Article
The high single-core portion that you’re seeing in your code probably comes from the end phase of the algorithm (the “join” phase), where the parallel results are collated into a single data structure. Since this far surpasses the parallel computation phase, this may indeed be an indication that fewer cores could be beneficial.
I'd add that in case you are not aware of this wonderful resource for parallel computing in R, you may find reading Norman Matloff's recent book Parallel Computing for Data Science: With Examples in R, C++ and CUDA a very helpful read. I'd highly recommend it (I learnt a lot, not coming from a CS background).
The book answers your question in depth (Chapter 2 specifically). The book gives a high level overview of the causes of overhead that lead to bottlenecks to parallel programs.
Quoting section 2.1, which implicitly partially answers your question:
There are two main performance issues in parallel programming:
Communications overhead: Typically data must be transferred back and
forth between processes. This takes time, which can take quite a toll
on performance. In addition, the processes can get in each other’s way
if they all try to access the same data at once. They can collide when
trying to access the same communications channel, the same memory
module, and so on. This is another sap on speed. The term granularity
is used to refer, roughly, to the ratio of computa- tion to overhead.
Large-grained or coarse-grained algorithms involve large enough chunks
of computation that the overhead isn’t much of a problem. In
fine-grained algorithms, we really need to avoid overhead as much as
possible.
^ When overhead is high, less cores for the problem at hand can give shorter total computation time.

Direction A
In the parallel computing text, rewrite the stretch from "The high single-core" through "a CS background).", putting "combined" in place of "collated".
Direction B
Write the next part of the parallel computing text, picking up after its final sentence.

Entries shown
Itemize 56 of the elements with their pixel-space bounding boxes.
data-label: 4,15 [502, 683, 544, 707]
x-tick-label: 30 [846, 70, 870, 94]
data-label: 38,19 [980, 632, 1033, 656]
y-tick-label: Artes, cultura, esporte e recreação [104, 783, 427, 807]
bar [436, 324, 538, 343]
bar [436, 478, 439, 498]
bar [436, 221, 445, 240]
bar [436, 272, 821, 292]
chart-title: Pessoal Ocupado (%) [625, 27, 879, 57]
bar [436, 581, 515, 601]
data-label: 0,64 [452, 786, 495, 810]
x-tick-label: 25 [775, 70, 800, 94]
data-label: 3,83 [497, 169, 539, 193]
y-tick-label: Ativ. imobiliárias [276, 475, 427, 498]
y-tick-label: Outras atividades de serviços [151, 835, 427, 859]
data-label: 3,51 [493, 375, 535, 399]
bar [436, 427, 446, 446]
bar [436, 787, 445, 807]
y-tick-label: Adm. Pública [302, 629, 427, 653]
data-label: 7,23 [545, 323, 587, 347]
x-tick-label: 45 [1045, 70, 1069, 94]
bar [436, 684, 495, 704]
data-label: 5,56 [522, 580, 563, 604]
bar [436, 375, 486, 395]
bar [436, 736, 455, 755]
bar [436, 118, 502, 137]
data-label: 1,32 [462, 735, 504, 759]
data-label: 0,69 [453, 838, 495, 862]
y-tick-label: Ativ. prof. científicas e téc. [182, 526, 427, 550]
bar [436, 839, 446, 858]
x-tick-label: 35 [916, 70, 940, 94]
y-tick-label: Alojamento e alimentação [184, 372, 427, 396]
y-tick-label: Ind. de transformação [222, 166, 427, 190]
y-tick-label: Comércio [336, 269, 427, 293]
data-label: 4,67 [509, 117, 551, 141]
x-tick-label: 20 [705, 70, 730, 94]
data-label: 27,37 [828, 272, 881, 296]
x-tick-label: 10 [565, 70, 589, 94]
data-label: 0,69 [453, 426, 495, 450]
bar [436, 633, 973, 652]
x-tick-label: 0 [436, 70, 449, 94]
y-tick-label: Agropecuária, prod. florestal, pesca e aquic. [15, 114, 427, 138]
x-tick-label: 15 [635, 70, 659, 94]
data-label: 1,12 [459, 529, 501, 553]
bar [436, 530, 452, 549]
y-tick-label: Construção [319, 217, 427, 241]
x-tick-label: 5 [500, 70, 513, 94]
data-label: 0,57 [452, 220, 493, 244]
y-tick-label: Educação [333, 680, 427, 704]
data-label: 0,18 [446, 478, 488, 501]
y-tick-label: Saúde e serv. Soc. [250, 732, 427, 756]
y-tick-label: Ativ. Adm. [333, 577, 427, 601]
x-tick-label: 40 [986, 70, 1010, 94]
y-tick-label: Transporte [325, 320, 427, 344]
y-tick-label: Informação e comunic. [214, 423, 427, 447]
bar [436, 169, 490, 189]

Right answer A
The high single-core portion that you’re seeing in your code probably comes from the end phase of the algorithm (the “join” phase), where the parallel results are combined into a single data structure. Since this far surpasses the parallel computation phase, this may indeed be an indication that fewer cores could be beneficial.
I'd add that in case you are not aware of this wonderful resource for parallel computing in R, you may find reading Norman Matloff's recent book Parallel Computing for Data Science: With Examples in R, C++ and CUDA a very helpful read. I'd highly recommend it (I learnt a lot, not coming from a CS background).

Right answer B
Load balance: As noted in the last chapter, if we are not
careful in the way in which we assign work to processes, we risk
assigning much more work to some than to others. This compromises
performance, as it leaves some processes unproductive at the end of
the run, while there is still work to be done.
When if ever do not use all cores? One example from my personal experience in running daily cronjobs in R on data that amounts to 100-200GB data in RAM, in which multiple cores are run to crunch blocks of data, I've indeed found running with say 6 out of 32 available cores to be faster than using 20-30 of the cores. A major reason was memory requirements for children processes (After a certain number of children processes were in action, memory usage got high and things slowed down considerably).

Whether to use the detectCores function in R to specify the number of cores for parallel processing?

In the help for detectCores() it says:
This is not suitable for use directly for the mc.cores argument of
mclapply nor specifying the number of cores in makeCluster. First
because it may return NA, and second because it does not give the
number of allowed cores.
However, I've seen quite a bit of sample code like the following:
library(parallel)
k <- 1000
m <- lapply(1:7, function(X) matrix(rnorm(k^2), nrow=k))
cl <- makeCluster(detectCores() - 1, type = "FORK")
test <- parLapply(cl, m, solve)
stopCluster(cl)
where detectCores() is used to specify the number of cores in makeCluster.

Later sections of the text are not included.